## Rows
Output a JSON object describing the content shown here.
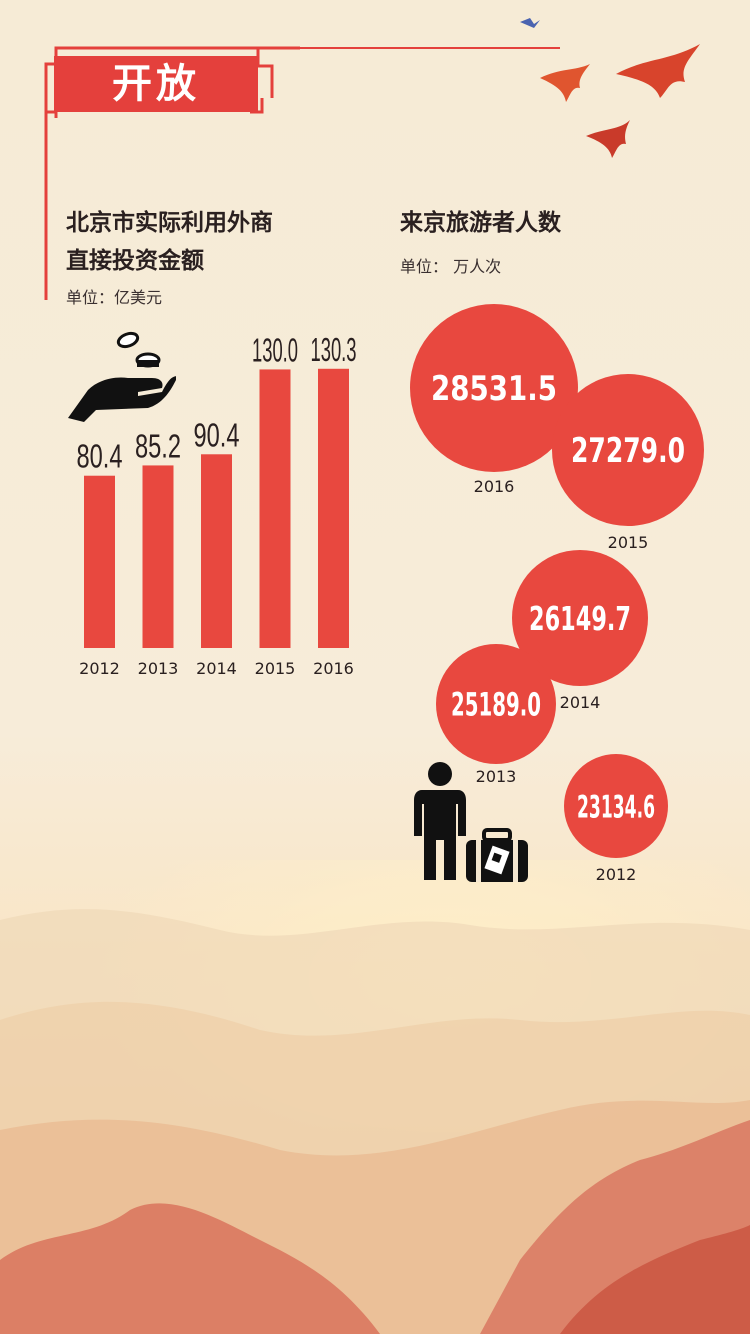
{
  "header": {
    "title": "开放"
  },
  "fdi": {
    "title_line1": "北京市实际利用外商",
    "title_line2": "直接投资金额",
    "unit": "单位：亿美元",
    "icon": "hand-coins-icon"
  },
  "tourism": {
    "title": "来京旅游者人数",
    "unit": "单位： 万人次",
    "icons": [
      "person-icon",
      "luggage-icon"
    ]
  },
  "colors": {
    "accent": "#e8483f",
    "title_bg": "#e4403c",
    "text": "#2a2020"
  },
  "chart_data": [
    {
      "type": "bar",
      "title": "北京市实际利用外商直接投资金额",
      "unit": "单位：亿美元",
      "categories": [
        "2012",
        "2013",
        "2014",
        "2015",
        "2016"
      ],
      "values": [
        80.4,
        85.2,
        90.4,
        130.0,
        130.3
      ],
      "value_labels": [
        "80.4",
        "85.2",
        "90.4",
        "130.0",
        "130.3"
      ],
      "ylim": [
        0,
        140
      ],
      "grid": false
    },
    {
      "type": "bubble",
      "title": "来京旅游者人数",
      "unit": "单位： 万人次",
      "categories": [
        "2016",
        "2015",
        "2014",
        "2013",
        "2012"
      ],
      "values": [
        28531.5,
        27279.0,
        26149.7,
        25189.0,
        23134.6
      ],
      "value_labels": [
        "28531.5",
        "27279.0",
        "26149.7",
        "25189.0",
        "23134.6"
      ]
    }
  ]
}
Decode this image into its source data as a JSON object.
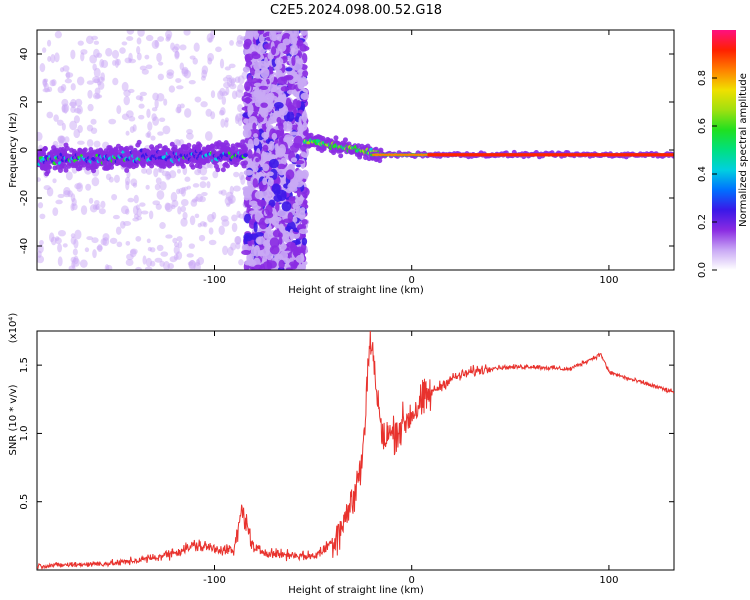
{
  "title": "C2E5.2024.098.00.52.G18",
  "chart_data": [
    {
      "type": "heatmap",
      "xlabel": "Height of straight line (km)",
      "ylabel": "Frequency (Hz)",
      "xlim": [
        -190,
        133
      ],
      "ylim": [
        -50,
        50
      ],
      "xticks": [
        -100,
        0,
        100
      ],
      "yticks": [
        -40,
        -20,
        0,
        20,
        40
      ],
      "colorbar": {
        "label": "Normalized spectral amplitude",
        "range": [
          0,
          1
        ],
        "ticks": [
          0.0,
          0.2,
          0.4,
          0.6,
          0.8
        ],
        "colormap": [
          "#ffffff",
          "#c9a8f5",
          "#8a2be2",
          "#3a18e8",
          "#0070ff",
          "#00d0e0",
          "#00e080",
          "#20e020",
          "#a0e010",
          "#f0e000",
          "#ff8000",
          "#ff2000",
          "#ff1080"
        ]
      },
      "annotations": [
        {
          "feature": "broadband noise",
          "x_range": [
            -84,
            -54
          ]
        },
        {
          "feature": "signal track",
          "x_range": [
            -190,
            133
          ],
          "frequency": -2
        }
      ]
    },
    {
      "type": "line",
      "xlabel": "Height of straight line (km)",
      "ylabel": "SNR (10 * v/v)",
      "y_multiplier": "(x10⁴)",
      "xlim": [
        -190,
        133
      ],
      "ylim": [
        0,
        1.75
      ],
      "xticks": [
        -100,
        0,
        100
      ],
      "yticks": [
        0.5,
        1.0,
        1.5
      ],
      "series": [
        {
          "color": "#e8322d",
          "points": [
            [
              -190,
              0.03
            ],
            [
              -170,
              0.04
            ],
            [
              -150,
              0.05
            ],
            [
              -130,
              0.09
            ],
            [
              -120,
              0.13
            ],
            [
              -110,
              0.18
            ],
            [
              -100,
              0.16
            ],
            [
              -90,
              0.14
            ],
            [
              -86,
              0.45
            ],
            [
              -80,
              0.15
            ],
            [
              -70,
              0.12
            ],
            [
              -60,
              0.11
            ],
            [
              -50,
              0.1
            ],
            [
              -45,
              0.14
            ],
            [
              -40,
              0.22
            ],
            [
              -35,
              0.35
            ],
            [
              -30,
              0.5
            ],
            [
              -25,
              0.8
            ],
            [
              -21,
              1.75
            ],
            [
              -15,
              0.95
            ],
            [
              -10,
              1.0
            ],
            [
              -5,
              1.05
            ],
            [
              0,
              1.15
            ],
            [
              5,
              1.22
            ],
            [
              10,
              1.3
            ],
            [
              20,
              1.4
            ],
            [
              30,
              1.45
            ],
            [
              40,
              1.48
            ],
            [
              60,
              1.49
            ],
            [
              80,
              1.47
            ],
            [
              96,
              1.58
            ],
            [
              100,
              1.45
            ],
            [
              110,
              1.4
            ],
            [
              120,
              1.36
            ],
            [
              133,
              1.3
            ]
          ]
        }
      ]
    }
  ]
}
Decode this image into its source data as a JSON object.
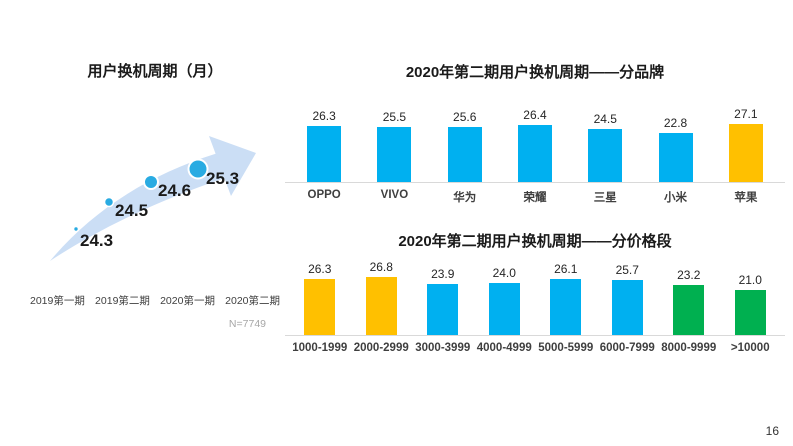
{
  "page": {
    "number": "16"
  },
  "chart_data": [
    {
      "type": "scatter",
      "title": "用户换机周期（月）",
      "categories": [
        "2019第一期",
        "2019第二期",
        "2020第一期",
        "2020第二期"
      ],
      "values": [
        24.3,
        24.5,
        24.6,
        25.3
      ],
      "note": "N=7749",
      "style": "bubbles of increasing size along a light-blue upward swoosh arrow",
      "point_color": "#29ABE2",
      "arrow_color": "#CBDEF5",
      "grid": false,
      "legend": "none"
    },
    {
      "type": "bar",
      "title": "2020年第二期用户换机周期——分品牌",
      "categories": [
        "OPPO",
        "VIVO",
        "华为",
        "荣耀",
        "三星",
        "小米",
        "苹果"
      ],
      "values": [
        26.3,
        25.5,
        25.6,
        26.4,
        24.5,
        22.8,
        27.1
      ],
      "colors": [
        "#00B0F0",
        "#00B0F0",
        "#00B0F0",
        "#00B0F0",
        "#00B0F0",
        "#00B0F0",
        "#FFC000"
      ],
      "ylim": [
        0,
        28
      ],
      "data_labels": true,
      "grid": false,
      "legend": "none",
      "xlabel": "",
      "ylabel": ""
    },
    {
      "type": "bar",
      "title": "2020年第二期用户换机周期——分价格段",
      "categories": [
        "1000-1999",
        "2000-2999",
        "3000-3999",
        "4000-4999",
        "5000-5999",
        "6000-7999",
        "8000-9999",
        ">10000"
      ],
      "values": [
        26.3,
        26.8,
        23.9,
        24.0,
        26.1,
        25.7,
        23.2,
        21.0
      ],
      "colors": [
        "#FFC000",
        "#FFC000",
        "#00B0F0",
        "#00B0F0",
        "#00B0F0",
        "#00B0F0",
        "#00B050",
        "#00B050"
      ],
      "ylim": [
        0,
        28
      ],
      "data_labels": true,
      "grid": false,
      "legend": "none",
      "xlabel": "",
      "ylabel": ""
    }
  ]
}
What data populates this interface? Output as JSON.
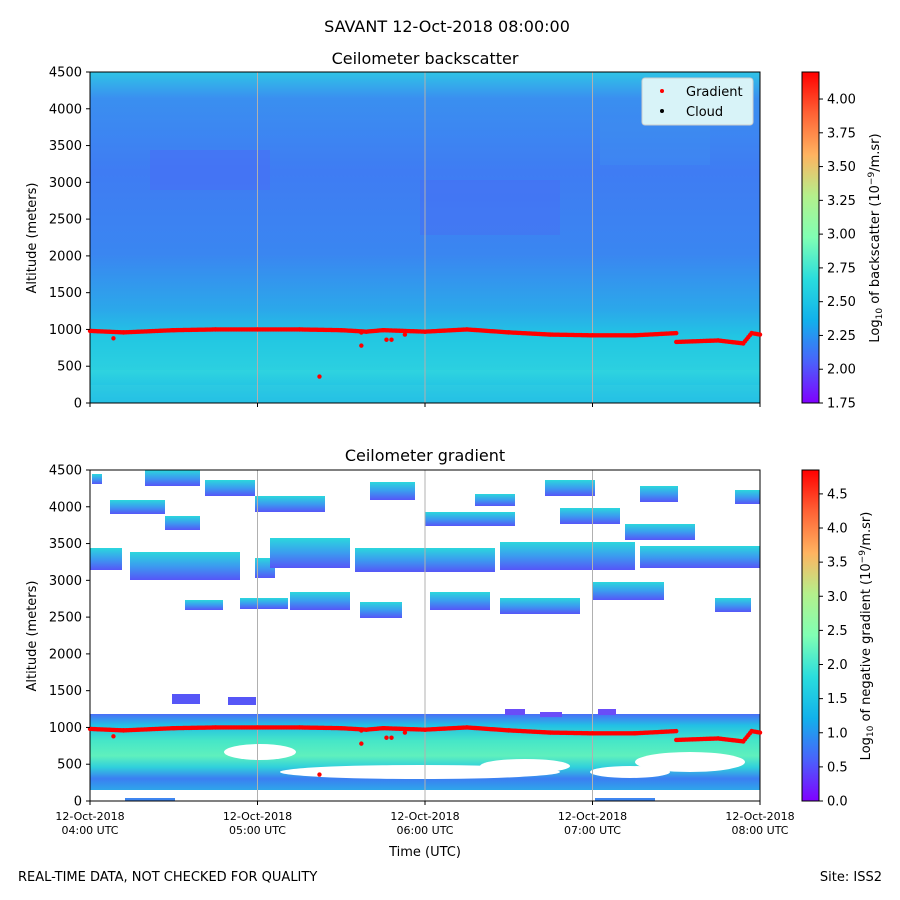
{
  "suptitle": "SAVANT 12-Oct-2018 08:00:00",
  "footer": {
    "left": "REAL-TIME DATA, NOT CHECKED FOR QUALITY",
    "right": "Site: ISS2"
  },
  "colors": {
    "gradient_marker": "#ff0000",
    "cloud_marker": "#000000",
    "grid": "#b0b0b0",
    "legend_bg": "#d8f3f8"
  },
  "chart_data": [
    {
      "type": "heatmap",
      "title": "Ceilometer backscatter",
      "xlabel": "",
      "ylabel": "Altitude (meters)",
      "ylim": [
        0,
        4500
      ],
      "yticks": [
        "0",
        "500",
        "1000",
        "1500",
        "2000",
        "2500",
        "3000",
        "3500",
        "4000",
        "4500"
      ],
      "xticks": [
        [
          "",
          ""
        ],
        [
          "",
          ""
        ],
        [
          "",
          ""
        ],
        [
          "",
          ""
        ],
        [
          "",
          ""
        ]
      ],
      "grid": "vertical lines at x ticks",
      "legend": {
        "placement": "top-right",
        "entries": [
          {
            "label": "Gradient",
            "color": "#ff0000"
          },
          {
            "label": "Cloud",
            "color": "#000000"
          }
        ]
      },
      "colorbar": {
        "label": "Log10 of backscatter (10^-9/m.sr)",
        "range": [
          1.75,
          4.2
        ],
        "ticks": [
          "1.75",
          "2.00",
          "2.25",
          "2.50",
          "2.75",
          "3.00",
          "3.25",
          "3.50",
          "3.75",
          "4.00"
        ]
      },
      "field_description": "backscatter mostly 2.1-2.5; boundary layer below ~1000 m brighter (~2.4-2.5), upper air ~2.2",
      "series": [
        {
          "name": "Gradient",
          "x_hours_utc": [
            4.0,
            4.2,
            4.5,
            4.75,
            5.0,
            5.25,
            5.5,
            5.65,
            5.75,
            6.0,
            6.25,
            6.5,
            6.75,
            7.0,
            7.25,
            7.5,
            7.5,
            7.75,
            7.9,
            7.95,
            8.0
          ],
          "altitude_m": [
            980,
            960,
            990,
            1000,
            1000,
            1000,
            990,
            970,
            990,
            970,
            1000,
            960,
            930,
            920,
            920,
            950,
            830,
            850,
            810,
            950,
            930
          ]
        },
        {
          "name": "Gradient outliers",
          "x_hours_utc": [
            4.14,
            5.62,
            5.62,
            5.37,
            5.77,
            5.8,
            5.88,
            5.62
          ],
          "altitude_m": [
            880,
            960,
            780,
            360,
            860,
            860,
            930,
            960
          ]
        },
        {
          "name": "Cloud",
          "x_hours_utc": [],
          "altitude_m": []
        }
      ]
    },
    {
      "type": "heatmap",
      "title": "Ceilometer gradient",
      "xlabel": "Time (UTC)",
      "ylabel": "Altitude (meters)",
      "ylim": [
        0,
        4500
      ],
      "yticks": [
        "0",
        "500",
        "1000",
        "1500",
        "2000",
        "2500",
        "3000",
        "3500",
        "4000",
        "4500"
      ],
      "xticks": [
        [
          "12-Oct-2018",
          "04:00 UTC"
        ],
        [
          "12-Oct-2018",
          "05:00 UTC"
        ],
        [
          "12-Oct-2018",
          "06:00 UTC"
        ],
        [
          "12-Oct-2018",
          "07:00 UTC"
        ],
        [
          "12-Oct-2018",
          "08:00 UTC"
        ]
      ],
      "grid": "vertical lines at x ticks",
      "colorbar": {
        "label": "Log10 of negative gradient (10^-9/m.sr)",
        "range": [
          0.0,
          4.85
        ],
        "ticks": [
          "0.0",
          "0.5",
          "1.0",
          "1.5",
          "2.0",
          "2.5",
          "3.0",
          "3.5",
          "4.0",
          "4.5"
        ]
      },
      "field_description": "values ~0.5-2.0 in boundary layer below ~1150 m with white gap ~500-750 m; scattered patches near 2600, 3200, 3600, 4200 m; white (no data / positive gradient) elsewhere",
      "series": [
        {
          "name": "Gradient",
          "x_hours_utc": [
            4.0,
            4.2,
            4.5,
            4.75,
            5.0,
            5.25,
            5.5,
            5.65,
            5.75,
            6.0,
            6.25,
            6.5,
            6.75,
            7.0,
            7.25,
            7.5,
            7.5,
            7.75,
            7.9,
            7.95,
            8.0
          ],
          "altitude_m": [
            980,
            960,
            990,
            1000,
            1000,
            1000,
            990,
            970,
            990,
            970,
            1000,
            960,
            930,
            920,
            920,
            950,
            830,
            850,
            810,
            950,
            930
          ]
        }
      ]
    }
  ]
}
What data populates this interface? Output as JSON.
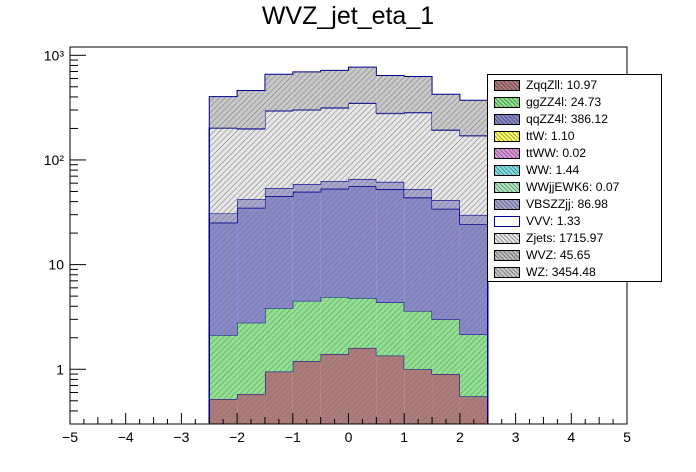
{
  "title": "WVZ_jet_eta_1",
  "chart_data": {
    "type": "bar",
    "stacked": true,
    "y_scale": "log",
    "title": "WVZ_jet_eta_1",
    "xlabel": "",
    "ylabel": "",
    "xlim": [
      -5,
      5
    ],
    "ylim": [
      0.3,
      1200
    ],
    "x_ticks": [
      -5,
      -4,
      -3,
      -2,
      -1,
      0,
      1,
      2,
      3,
      4,
      5
    ],
    "x_tick_labels": [
      "−5",
      "−4",
      "−3",
      "−2",
      "−1",
      "0",
      "1",
      "2",
      "3",
      "4",
      "5"
    ],
    "y_ticks": [
      1,
      10,
      100,
      1000
    ],
    "y_tick_labels": [
      "1",
      "10",
      "10²",
      "10³"
    ],
    "bin_edges": [
      -2.5,
      -2.0,
      -1.5,
      -1.0,
      -0.5,
      0.0,
      0.5,
      1.0,
      1.5,
      2.0,
      2.5
    ],
    "series": [
      {
        "name": "ZqqZll",
        "legend": "ZqqZll: 10.97",
        "color": "#b07a7a",
        "values": [
          0.52,
          0.58,
          0.95,
          1.2,
          1.4,
          1.6,
          1.35,
          1.0,
          0.9,
          0.55
        ]
      },
      {
        "name": "ggZZ4l",
        "legend": "ggZZ4l: 24.73",
        "color": "#8ee38e",
        "values": [
          1.6,
          2.2,
          2.9,
          3.3,
          3.5,
          3.2,
          3.0,
          2.6,
          2.1,
          1.6
        ]
      },
      {
        "name": "qqZZ4l",
        "legend": "qqZZ4l: 386.12",
        "color": "#8888cc",
        "values": [
          23,
          32,
          41,
          45,
          48,
          51,
          48,
          40,
          31,
          22
        ]
      },
      {
        "name": "ttW",
        "legend": "ttW: 1.10",
        "color": "#ffff66",
        "values": [
          0.05,
          0.08,
          0.1,
          0.12,
          0.12,
          0.13,
          0.12,
          0.11,
          0.09,
          0.06
        ]
      },
      {
        "name": "ttWW",
        "legend": "ttWW: 0.02",
        "color": "#dd99dd",
        "values": [
          0.001,
          0.001,
          0.002,
          0.002,
          0.003,
          0.003,
          0.002,
          0.002,
          0.001,
          0.001
        ]
      },
      {
        "name": "WW",
        "legend": "WW: 1.44",
        "color": "#7fe0e8",
        "values": [
          0.07,
          0.1,
          0.13,
          0.16,
          0.18,
          0.18,
          0.16,
          0.14,
          0.1,
          0.07
        ]
      },
      {
        "name": "WWjjEWK6",
        "legend": "WWjjEWK6: 0.07",
        "color": "#b0e8c0",
        "values": [
          0.004,
          0.005,
          0.007,
          0.008,
          0.009,
          0.009,
          0.008,
          0.007,
          0.005,
          0.004
        ]
      },
      {
        "name": "VBSZZjj",
        "legend": "VBSZZjj: 86.98",
        "color": "#a7a7cf",
        "values": [
          5.5,
          7.0,
          8.5,
          9.0,
          9.5,
          9.5,
          9.0,
          8.5,
          7.0,
          5.5
        ]
      },
      {
        "name": "VVV",
        "legend": "VVV: 1.33",
        "color": "#ffffff",
        "values": [
          0.06,
          0.08,
          0.12,
          0.15,
          0.17,
          0.18,
          0.16,
          0.13,
          0.09,
          0.06
        ]
      },
      {
        "name": "Zjets",
        "legend": "Zjets: 1715.97",
        "color": "#e6e6e6",
        "values": [
          170,
          155,
          240,
          240,
          250,
          280,
          215,
          230,
          150,
          140
        ]
      },
      {
        "name": "WVZ",
        "legend": "WVZ: 45.65",
        "color": "#bdbdbd",
        "values": [
          2.5,
          3.5,
          4.5,
          5.0,
          5.2,
          5.5,
          5.0,
          4.5,
          3.5,
          2.5
        ]
      },
      {
        "name": "WZ",
        "legend": "WZ: 3454.48",
        "color": "#c8c8c8",
        "values": [
          200,
          260,
          360,
          390,
          400,
          420,
          360,
          340,
          230,
          200
        ]
      }
    ]
  }
}
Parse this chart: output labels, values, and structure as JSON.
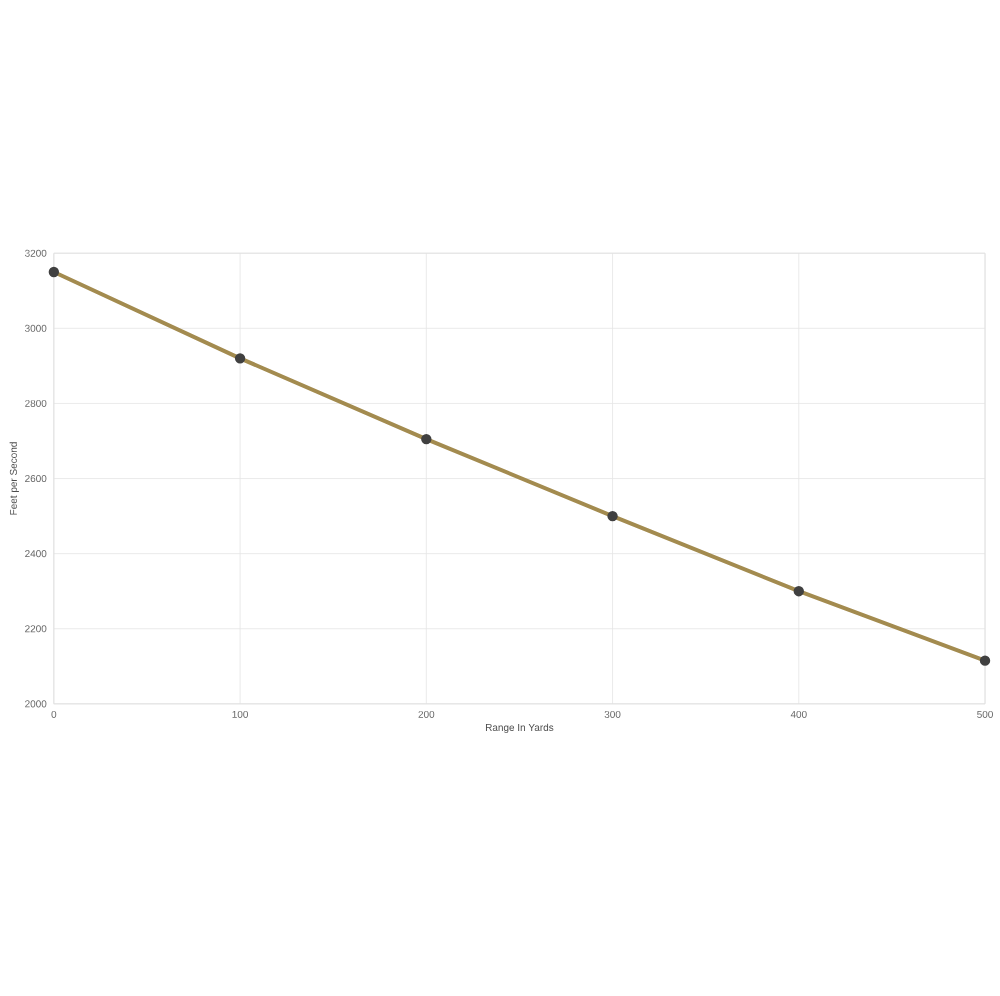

## Short task
All lines in the data that contain the word "ylabel" should be copied.

## The reply
      "ylabel": "Frequency (Hz)",
      "ylabel": "SNR (10 * v/v)",
      "ylabel": ""
      "ylabel": ""
      "ylabel": "Altitude (meters)",
      "ylabel": "Altitude (meters)",
    "ylabel": "",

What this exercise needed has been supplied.